WHAT YOU SHOULD DO
State only the number of lines that contain the string "Cecil".

Lines of data:
◆ ◆ ◆ ◆

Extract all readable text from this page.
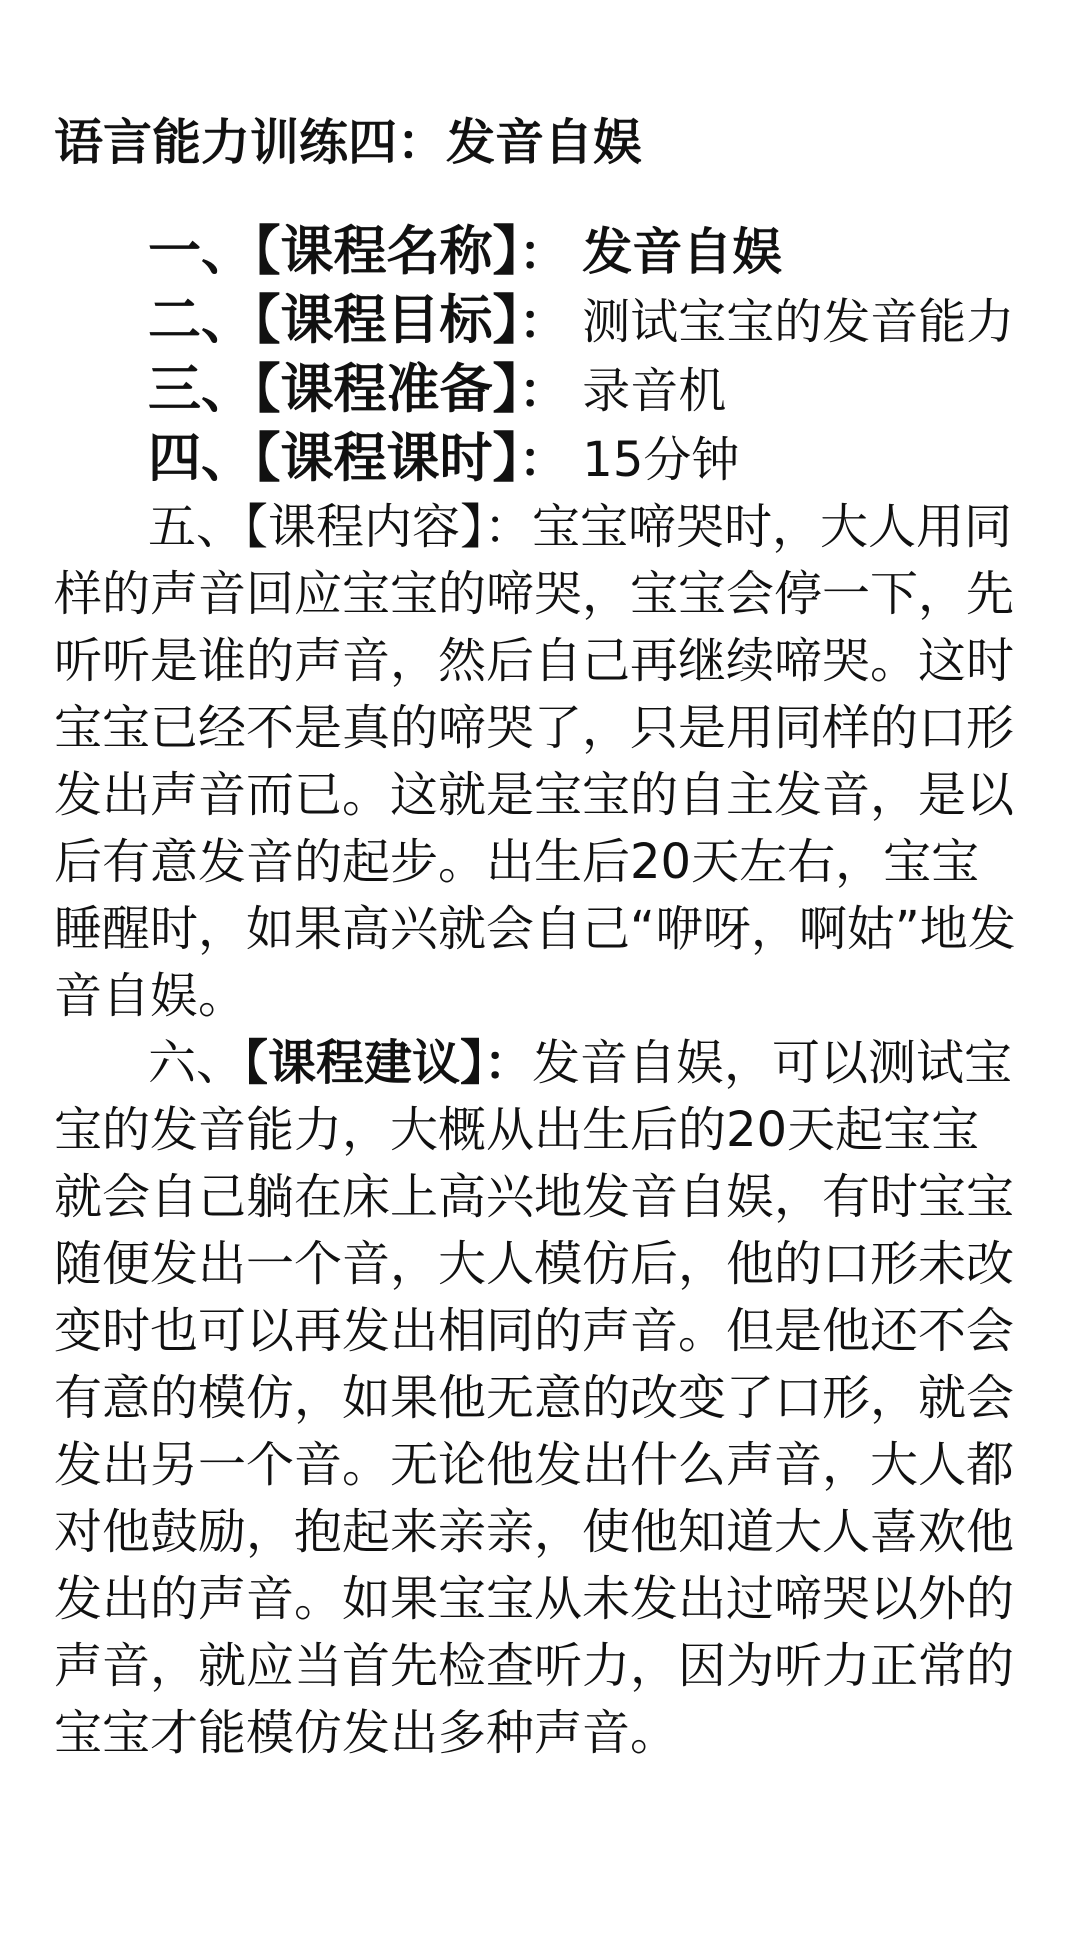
语言能力训练四：发音自娱

一、【课程名称】： 发音自娱

二、【课程目标】： 测试宝宝的发音能力

三、【课程准备】： 录音机

四、【课程课时】： 15分钟

五、【课程内容】：宝宝啼哭时，大人用同样的声音回应宝宝的啼哭，宝宝会停一下，先听听是谁的声音，然后自己再继续啼哭。这时宝宝已经不是真的啼哭了，只是用同样的口形发出声音而已。这就是宝宝的自主发音，是以后有意发音的起步。出生后20天左右，宝宝睡醒时，如果高兴就会自己“咿呀，啊姑”地发音自娱。

六、【课程建议】：发音自娱，可以测试宝宝的发音能力，大概从出生后的20天起宝宝就会自己躺在床上高兴地发音自娱，有时宝宝随便发出一个音，大人模仿后，他的口形未改变时也可以再发出相同的声音。但是他还不会有意的模仿，如果他无意的改变了口形，就会发出另一个音。无论他发出什么声音，大人都对他鼓励，抱起来亲亲，使他知道大人喜欢他发出的声音。如果宝宝从未发出过啼哭以外的声音，就应当首先检查听力，因为听力正常的宝宝才能模仿发出多种声音。
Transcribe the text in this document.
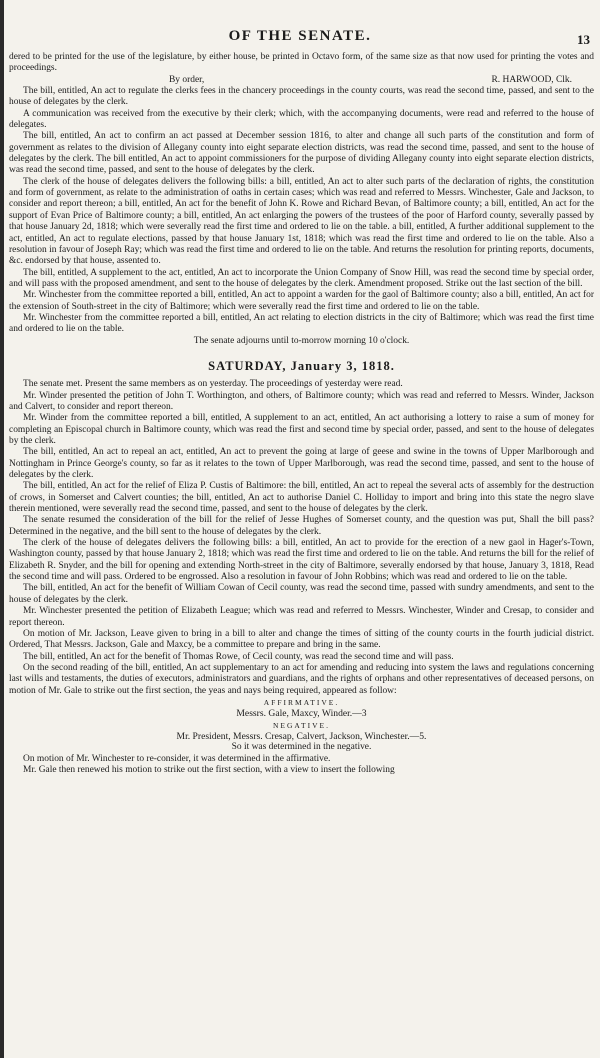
OF THE SENATE.	13

dered to be printed for the use of the legislature, by either house, be printed in Octavo form, of the same size as that now used for printing the votes and proceedings.

By order,	R. HARWOOD, Clk.

The bill, entitled, An act to regulate the clerks fees in the chancery proceedings in the county courts, was read the second time, passed, and sent to the house of delegates by the clerk.

A communication was received from the executive by their clerk; which, with the accompanying documents, were read and referred to the house of delegates.

The bill, entitled, An act to confirm an act passed at December session 1816, to alter and change all such parts of the constitution and form of government as relates to the division of Allegany county into eight separate election districts, was read the second time, passed, and sent to the house of delegates by the clerk. The bill entitled, An act to appoint commissioners for the purpose of dividing Allegany county into eight separate election districts, was read the second time, passed, and sent to the house of delegates by the clerk.

The clerk of the house of delegates delivers the following bills: a bill, entitled, An act to alter such parts of the declaration of rights, the constitution and form of government, as relate to the administration of oaths in certain cases; which was read and referred to Messrs. Winchester, Gale and Jackson, to consider and report thereon; a bill, entitled, An act for the benefit of John K. Rowe and Richard Bevan, of Baltimore county; a bill, entitled, An act for the support of Evan Price of Baltimore county; a bill, entitled, An act enlarging the powers of the trustees of the poor of Harford county, severally passed by that house January 2d, 1818; which were severally read the first time and ordered to lie on the table. a bill, entitled, A further additional supplement to the act, entitled, An act to regulate elections, passed by that house January 1st, 1818; which was read the first time and ordered to lie on the table. Also a resolution in favour of Joseph Ray; which was read the first time and ordered to lie on the table. And returns the resolution for printing reports, documents, &c. endorsed by that house, assented to.

The bill, entitled, A supplement to the act, entitled, An act to incorporate the Union Company of Snow Hill, was read the second time by special order, and will pass with the proposed amendment, and sent to the house of delegates by the clerk. Amendment proposed. Strike out the last section of the bill.

Mr. Winchester from the committee reported a bill, entitled, An act to appoint a warden for the gaol of Baltimore county; also a bill, entitled, An act for the extension of South-street in the city of Baltimore; which were severally read the first time and ordered to lie on the table.

Mr. Winchester from the committee reported a bill, entitled, An act relating to election districts in the city of Baltimore; which was read the first time and ordered to lie on the table.

The senate adjourns until to-morrow morning 10 o'clock.

SATURDAY, January 3, 1818.

The senate met. Present the same members as on yesterday. The proceedings of yesterday were read.

Mr. Winder presented the petition of John T. Worthington, and others, of Baltimore county; which was read and referred to Messrs. Winder, Jackson and Calvert, to consider and report thereon.

Mr. Winder from the committee reported a bill, entitled, A supplement to an act, entitled, An act authorising a lottery to raise a sum of money for completing an Episcopal church in Baltimore county, which was read the first and second time by special order, passed, and sent to the house of delegates by the clerk.

The bill, entitled, An act to repeal an act, entitled, An act to prevent the going at large of geese and swine in the towns of Upper Marlborough and Nottingham in Prince George's county, so far as it relates to the town of Upper Marlborough, was read the second time, passed, and sent to the house of delegates by the clerk.

The bill, entitled, An act for the relief of Eliza P. Custis of Baltimore: the bill, entitled, An act to repeal the several acts of assembly for the destruction of crows, in Somerset and Calvert counties; the bill, entitled, An act to authorise Daniel C. Holliday to import and bring into this state the negro slave therein mentioned, were severally read the second time, passed, and sent to the house of delegates by the clerk.

The senate resumed the consideration of the bill for the relief of Jesse Hughes of Somerset county, and the question was put, Shall the bill pass? Determined in the negative, and the bill sent to the house of delegates by the clerk.

The clerk of the house of delegates delivers the following bills: a bill, entitled, An act to provide for the erection of a new gaol in Hager's-Town, Washington county, passed by that house January 2, 1818; which was read the first time and ordered to lie on the table. And returns the bill for the relief of Elizabeth R. Snyder, and the bill for opening and extending North-street in the city of Baltimore, severally endorsed by that house, January 3, 1818, Read the second time and will pass. Ordered to be engrossed. Also a resolution in favour of John Robbins; which was read and ordered to lie on the table.

The bill, entitled, An act for the benefit of William Cowan of Cecil county, was read the second time, passed with sundry amendments, and sent to the house of delegates by the clerk.

Mr. Winchester presented the petition of Elizabeth League; which was read and referred to Messrs. Winchester, Winder and Cresap, to consider and report thereon.

On motion of Mr. Jackson, Leave given to bring in a bill to alter and change the times of sitting of the county courts in the fourth judicial district. Ordered, That Messrs. Jackson, Gale and Maxcy, be a committee to prepare and bring in the same.

The bill, entitled, An act for the benefit of Thomas Rowe, of Cecil county, was read the second time and will pass.

On the second reading of the bill, entitled, An act supplementary to an act for amending and reducing into system the laws and regulations concerning last wills and testaments, the duties of executors, administrators and guardians, and the rights of orphans and other representatives of deceased persons, on motion of Mr. Gale to strike out the first section, the yeas and nays being required, appeared as follow:

AFFIRMATIVE.

Messrs. Gale, Maxcy, Winder.—3

NEGATIVE.

Mr. President, Messrs. Cresap, Calvert, Jackson, Winchester.—5.

So it was determined in the negative.

On motion of Mr. Winchester to re-consider, it was determined in the affirmative.

Mr. Gale then renewed his motion to strike out the first section, with a view to insert the following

◆ ◆ ◆ ◆

ANSWER TO THE EXERCISE
2